▶ [Job] Look for the word "trang" in each line and report the count of matching lines, with nothing added.

▶ [Provided information]
#####

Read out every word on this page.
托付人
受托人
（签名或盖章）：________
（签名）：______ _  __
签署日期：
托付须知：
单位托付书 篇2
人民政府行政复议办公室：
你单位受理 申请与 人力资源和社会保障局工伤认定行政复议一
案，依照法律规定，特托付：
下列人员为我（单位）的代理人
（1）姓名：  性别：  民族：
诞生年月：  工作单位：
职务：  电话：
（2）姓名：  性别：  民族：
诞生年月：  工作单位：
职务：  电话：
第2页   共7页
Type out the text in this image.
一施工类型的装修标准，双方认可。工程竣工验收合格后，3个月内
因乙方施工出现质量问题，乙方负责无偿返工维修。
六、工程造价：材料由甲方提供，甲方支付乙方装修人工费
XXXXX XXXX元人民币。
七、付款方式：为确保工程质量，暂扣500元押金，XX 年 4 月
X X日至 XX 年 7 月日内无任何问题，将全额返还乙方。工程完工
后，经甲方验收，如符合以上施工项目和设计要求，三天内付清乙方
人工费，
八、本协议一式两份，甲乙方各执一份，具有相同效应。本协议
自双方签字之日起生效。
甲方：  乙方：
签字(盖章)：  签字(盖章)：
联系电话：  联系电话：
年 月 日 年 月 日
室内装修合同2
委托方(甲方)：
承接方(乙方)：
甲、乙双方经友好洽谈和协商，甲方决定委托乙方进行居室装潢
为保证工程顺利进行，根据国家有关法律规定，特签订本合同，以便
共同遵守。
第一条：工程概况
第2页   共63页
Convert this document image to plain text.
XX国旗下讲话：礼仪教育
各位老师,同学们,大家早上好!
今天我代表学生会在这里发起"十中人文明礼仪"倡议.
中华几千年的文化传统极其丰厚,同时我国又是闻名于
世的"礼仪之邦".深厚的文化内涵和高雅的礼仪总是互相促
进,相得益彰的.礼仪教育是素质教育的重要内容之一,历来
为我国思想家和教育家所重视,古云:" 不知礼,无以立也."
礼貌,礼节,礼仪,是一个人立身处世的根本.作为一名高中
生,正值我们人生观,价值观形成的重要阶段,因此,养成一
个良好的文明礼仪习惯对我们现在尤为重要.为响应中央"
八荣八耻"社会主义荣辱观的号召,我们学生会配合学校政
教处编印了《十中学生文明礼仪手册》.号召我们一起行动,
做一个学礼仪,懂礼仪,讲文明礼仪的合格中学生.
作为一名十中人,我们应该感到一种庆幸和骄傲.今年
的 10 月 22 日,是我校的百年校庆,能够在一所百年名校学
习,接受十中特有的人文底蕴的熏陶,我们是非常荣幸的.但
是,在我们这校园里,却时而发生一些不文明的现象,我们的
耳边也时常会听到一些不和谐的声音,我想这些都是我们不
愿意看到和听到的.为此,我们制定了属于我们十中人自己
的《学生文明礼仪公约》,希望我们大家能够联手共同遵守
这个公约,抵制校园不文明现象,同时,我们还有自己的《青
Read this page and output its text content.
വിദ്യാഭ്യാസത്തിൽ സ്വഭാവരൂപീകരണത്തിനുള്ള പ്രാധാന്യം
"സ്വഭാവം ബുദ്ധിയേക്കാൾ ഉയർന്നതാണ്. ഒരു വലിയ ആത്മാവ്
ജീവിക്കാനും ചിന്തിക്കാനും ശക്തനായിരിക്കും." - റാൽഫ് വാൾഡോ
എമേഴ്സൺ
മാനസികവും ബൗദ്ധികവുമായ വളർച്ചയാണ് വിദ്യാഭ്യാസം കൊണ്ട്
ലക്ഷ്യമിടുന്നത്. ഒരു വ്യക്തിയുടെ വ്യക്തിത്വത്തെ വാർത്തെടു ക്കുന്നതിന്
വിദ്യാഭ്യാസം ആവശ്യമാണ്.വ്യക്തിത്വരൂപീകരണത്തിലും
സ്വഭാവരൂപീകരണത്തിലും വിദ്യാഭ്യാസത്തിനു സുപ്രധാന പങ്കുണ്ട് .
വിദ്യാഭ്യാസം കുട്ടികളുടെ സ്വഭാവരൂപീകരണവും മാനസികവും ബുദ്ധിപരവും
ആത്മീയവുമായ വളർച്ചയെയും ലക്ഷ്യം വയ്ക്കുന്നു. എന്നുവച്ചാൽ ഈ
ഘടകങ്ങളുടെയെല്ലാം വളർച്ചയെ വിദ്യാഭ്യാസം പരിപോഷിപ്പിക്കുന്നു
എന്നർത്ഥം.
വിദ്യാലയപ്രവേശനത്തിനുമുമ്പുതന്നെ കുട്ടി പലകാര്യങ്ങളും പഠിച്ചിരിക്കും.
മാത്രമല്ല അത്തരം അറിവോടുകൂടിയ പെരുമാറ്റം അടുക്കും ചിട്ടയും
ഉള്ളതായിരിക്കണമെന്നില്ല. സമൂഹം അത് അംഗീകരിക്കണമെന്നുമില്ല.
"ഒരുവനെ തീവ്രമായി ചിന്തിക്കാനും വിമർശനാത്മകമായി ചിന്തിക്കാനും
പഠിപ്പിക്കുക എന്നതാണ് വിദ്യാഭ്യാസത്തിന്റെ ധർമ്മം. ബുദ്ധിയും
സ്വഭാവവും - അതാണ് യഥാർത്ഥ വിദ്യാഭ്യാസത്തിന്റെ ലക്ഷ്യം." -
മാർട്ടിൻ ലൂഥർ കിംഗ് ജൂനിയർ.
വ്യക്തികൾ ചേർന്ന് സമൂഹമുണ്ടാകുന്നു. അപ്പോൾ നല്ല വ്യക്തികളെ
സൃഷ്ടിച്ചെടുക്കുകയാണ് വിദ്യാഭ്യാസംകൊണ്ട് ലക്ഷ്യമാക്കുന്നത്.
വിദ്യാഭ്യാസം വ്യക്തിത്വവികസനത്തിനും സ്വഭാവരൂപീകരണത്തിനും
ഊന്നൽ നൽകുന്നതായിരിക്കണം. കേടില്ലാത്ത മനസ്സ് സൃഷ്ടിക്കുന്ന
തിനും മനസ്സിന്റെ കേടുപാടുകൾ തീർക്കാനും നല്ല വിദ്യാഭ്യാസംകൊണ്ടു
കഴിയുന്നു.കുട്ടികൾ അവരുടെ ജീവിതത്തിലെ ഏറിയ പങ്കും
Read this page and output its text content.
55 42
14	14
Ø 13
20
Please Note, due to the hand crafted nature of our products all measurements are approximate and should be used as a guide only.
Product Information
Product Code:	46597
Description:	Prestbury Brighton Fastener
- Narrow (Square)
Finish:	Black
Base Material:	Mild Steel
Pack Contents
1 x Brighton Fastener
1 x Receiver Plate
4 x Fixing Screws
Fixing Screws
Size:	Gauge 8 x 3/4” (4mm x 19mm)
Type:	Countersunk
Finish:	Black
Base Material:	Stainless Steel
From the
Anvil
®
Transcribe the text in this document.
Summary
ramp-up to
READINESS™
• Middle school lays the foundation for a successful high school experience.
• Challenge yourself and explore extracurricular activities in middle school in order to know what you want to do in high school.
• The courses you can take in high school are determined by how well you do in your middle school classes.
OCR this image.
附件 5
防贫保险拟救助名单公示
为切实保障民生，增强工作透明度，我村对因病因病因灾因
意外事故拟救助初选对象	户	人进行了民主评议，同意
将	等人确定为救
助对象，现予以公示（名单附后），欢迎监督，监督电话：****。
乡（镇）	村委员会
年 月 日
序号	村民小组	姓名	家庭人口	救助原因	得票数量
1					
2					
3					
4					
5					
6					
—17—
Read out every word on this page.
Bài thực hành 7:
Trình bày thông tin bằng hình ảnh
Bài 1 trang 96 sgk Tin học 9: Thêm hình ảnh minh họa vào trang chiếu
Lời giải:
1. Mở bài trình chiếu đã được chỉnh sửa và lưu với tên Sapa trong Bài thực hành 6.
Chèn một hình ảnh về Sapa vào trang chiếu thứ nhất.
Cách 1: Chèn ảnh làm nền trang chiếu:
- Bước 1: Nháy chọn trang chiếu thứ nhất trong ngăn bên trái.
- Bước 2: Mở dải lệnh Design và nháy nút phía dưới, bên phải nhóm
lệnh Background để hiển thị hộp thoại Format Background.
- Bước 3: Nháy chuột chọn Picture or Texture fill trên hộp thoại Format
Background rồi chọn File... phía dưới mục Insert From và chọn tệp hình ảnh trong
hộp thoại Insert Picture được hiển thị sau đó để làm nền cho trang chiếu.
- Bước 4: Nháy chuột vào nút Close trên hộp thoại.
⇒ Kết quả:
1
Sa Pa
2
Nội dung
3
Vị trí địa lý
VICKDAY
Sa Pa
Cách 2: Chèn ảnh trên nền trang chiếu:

#####

▶ [Answer to this problem] 6